§ **Records supplied**:
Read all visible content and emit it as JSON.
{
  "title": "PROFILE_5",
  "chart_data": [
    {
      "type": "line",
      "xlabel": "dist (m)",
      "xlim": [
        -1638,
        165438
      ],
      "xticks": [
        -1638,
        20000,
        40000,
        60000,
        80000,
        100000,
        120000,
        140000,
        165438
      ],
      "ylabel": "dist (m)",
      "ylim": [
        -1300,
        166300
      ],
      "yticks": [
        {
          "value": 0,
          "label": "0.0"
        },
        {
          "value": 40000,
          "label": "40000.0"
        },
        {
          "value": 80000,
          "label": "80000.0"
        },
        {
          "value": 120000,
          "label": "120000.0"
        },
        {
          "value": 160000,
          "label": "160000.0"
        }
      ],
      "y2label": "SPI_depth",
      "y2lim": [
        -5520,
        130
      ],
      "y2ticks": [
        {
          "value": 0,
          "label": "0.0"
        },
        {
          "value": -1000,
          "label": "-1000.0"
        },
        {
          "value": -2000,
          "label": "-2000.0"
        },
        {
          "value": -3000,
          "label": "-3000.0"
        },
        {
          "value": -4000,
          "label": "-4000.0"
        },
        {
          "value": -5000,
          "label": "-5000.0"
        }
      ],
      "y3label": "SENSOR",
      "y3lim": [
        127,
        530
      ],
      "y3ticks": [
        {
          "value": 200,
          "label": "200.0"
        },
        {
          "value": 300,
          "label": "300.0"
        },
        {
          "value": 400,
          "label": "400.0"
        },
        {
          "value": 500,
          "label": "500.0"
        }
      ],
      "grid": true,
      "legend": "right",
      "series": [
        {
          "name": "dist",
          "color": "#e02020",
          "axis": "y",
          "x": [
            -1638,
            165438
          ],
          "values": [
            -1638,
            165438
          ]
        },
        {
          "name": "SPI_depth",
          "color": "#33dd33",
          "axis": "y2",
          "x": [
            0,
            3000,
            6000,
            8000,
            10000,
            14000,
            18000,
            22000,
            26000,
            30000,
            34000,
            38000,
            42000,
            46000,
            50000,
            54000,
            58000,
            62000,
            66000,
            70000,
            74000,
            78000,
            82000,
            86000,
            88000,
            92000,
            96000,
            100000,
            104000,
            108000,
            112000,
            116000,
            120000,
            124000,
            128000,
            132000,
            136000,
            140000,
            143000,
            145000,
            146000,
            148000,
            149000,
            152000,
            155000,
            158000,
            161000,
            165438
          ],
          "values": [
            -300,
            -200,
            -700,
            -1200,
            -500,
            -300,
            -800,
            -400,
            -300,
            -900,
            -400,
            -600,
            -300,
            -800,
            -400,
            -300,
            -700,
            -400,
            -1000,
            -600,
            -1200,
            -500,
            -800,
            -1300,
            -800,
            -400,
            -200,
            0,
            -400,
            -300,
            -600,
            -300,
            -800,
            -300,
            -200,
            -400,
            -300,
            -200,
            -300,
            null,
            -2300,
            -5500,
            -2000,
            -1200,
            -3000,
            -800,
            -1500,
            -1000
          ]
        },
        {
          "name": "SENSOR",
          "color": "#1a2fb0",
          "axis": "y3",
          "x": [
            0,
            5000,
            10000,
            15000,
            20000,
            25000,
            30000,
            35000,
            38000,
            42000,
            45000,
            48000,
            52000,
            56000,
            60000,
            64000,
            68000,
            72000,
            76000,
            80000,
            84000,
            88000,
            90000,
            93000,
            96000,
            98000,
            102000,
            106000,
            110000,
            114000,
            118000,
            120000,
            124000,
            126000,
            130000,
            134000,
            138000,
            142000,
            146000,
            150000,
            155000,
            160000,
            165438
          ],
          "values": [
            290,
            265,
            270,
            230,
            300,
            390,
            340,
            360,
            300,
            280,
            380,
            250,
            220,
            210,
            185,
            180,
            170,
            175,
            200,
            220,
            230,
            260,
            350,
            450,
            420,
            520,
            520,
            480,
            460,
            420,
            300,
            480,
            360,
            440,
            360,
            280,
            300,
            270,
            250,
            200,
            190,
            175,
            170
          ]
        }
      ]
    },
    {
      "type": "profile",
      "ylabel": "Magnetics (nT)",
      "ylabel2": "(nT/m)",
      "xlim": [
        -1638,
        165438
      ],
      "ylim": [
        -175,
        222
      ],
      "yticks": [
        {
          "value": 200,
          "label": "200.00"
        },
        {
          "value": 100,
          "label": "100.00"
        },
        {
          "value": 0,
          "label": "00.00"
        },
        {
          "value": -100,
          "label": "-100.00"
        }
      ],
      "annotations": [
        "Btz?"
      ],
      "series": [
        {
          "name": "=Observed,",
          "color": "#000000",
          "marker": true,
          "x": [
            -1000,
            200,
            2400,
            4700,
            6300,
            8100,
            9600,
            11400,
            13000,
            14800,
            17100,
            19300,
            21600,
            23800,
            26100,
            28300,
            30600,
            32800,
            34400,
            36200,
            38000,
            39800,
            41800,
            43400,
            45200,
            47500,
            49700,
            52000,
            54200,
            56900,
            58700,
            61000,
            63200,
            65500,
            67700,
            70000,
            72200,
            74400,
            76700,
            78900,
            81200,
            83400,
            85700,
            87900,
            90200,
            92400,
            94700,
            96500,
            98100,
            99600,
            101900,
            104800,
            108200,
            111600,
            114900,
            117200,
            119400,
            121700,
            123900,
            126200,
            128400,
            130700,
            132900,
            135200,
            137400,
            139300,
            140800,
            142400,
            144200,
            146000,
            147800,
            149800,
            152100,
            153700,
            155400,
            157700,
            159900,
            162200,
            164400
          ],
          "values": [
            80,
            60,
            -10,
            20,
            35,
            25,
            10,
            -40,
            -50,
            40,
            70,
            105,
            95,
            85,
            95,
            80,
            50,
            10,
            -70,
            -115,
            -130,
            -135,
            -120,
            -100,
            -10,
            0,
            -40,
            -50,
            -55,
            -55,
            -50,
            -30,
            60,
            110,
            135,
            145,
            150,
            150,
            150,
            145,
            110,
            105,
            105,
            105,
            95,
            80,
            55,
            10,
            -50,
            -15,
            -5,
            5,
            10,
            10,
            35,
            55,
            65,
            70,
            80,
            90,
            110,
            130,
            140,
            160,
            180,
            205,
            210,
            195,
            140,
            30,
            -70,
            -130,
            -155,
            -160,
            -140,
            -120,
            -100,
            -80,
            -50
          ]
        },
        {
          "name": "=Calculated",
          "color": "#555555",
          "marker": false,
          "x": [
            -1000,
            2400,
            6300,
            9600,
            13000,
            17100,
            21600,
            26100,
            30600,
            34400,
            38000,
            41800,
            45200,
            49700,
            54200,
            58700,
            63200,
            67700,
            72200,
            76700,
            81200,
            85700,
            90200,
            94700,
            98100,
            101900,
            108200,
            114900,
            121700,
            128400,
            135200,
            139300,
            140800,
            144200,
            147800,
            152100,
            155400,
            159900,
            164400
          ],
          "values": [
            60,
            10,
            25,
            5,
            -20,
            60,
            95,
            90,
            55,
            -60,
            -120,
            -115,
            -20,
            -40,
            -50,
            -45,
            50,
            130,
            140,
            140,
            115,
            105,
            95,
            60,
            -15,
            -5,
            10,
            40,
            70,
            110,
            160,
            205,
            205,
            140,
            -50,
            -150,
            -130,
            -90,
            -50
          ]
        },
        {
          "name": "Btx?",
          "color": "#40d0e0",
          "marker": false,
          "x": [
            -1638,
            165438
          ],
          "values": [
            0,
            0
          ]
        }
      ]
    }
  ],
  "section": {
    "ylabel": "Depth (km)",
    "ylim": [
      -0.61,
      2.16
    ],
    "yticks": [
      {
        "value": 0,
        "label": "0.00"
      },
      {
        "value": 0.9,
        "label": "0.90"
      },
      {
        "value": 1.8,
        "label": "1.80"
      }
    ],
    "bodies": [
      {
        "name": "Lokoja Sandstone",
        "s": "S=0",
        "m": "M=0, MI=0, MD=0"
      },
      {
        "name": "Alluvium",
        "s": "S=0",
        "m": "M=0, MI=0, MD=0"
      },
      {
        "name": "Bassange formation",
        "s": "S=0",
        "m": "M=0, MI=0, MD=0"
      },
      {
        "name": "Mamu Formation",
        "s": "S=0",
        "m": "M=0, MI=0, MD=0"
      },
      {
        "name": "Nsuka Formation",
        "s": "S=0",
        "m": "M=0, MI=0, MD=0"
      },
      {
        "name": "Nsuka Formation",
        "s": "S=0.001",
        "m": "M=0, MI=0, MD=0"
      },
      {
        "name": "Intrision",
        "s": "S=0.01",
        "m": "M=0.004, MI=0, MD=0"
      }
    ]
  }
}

§ **Written problem**: Going over the lines above, work out how many include "color", then give only that number.

§ **Finished exercise**: 6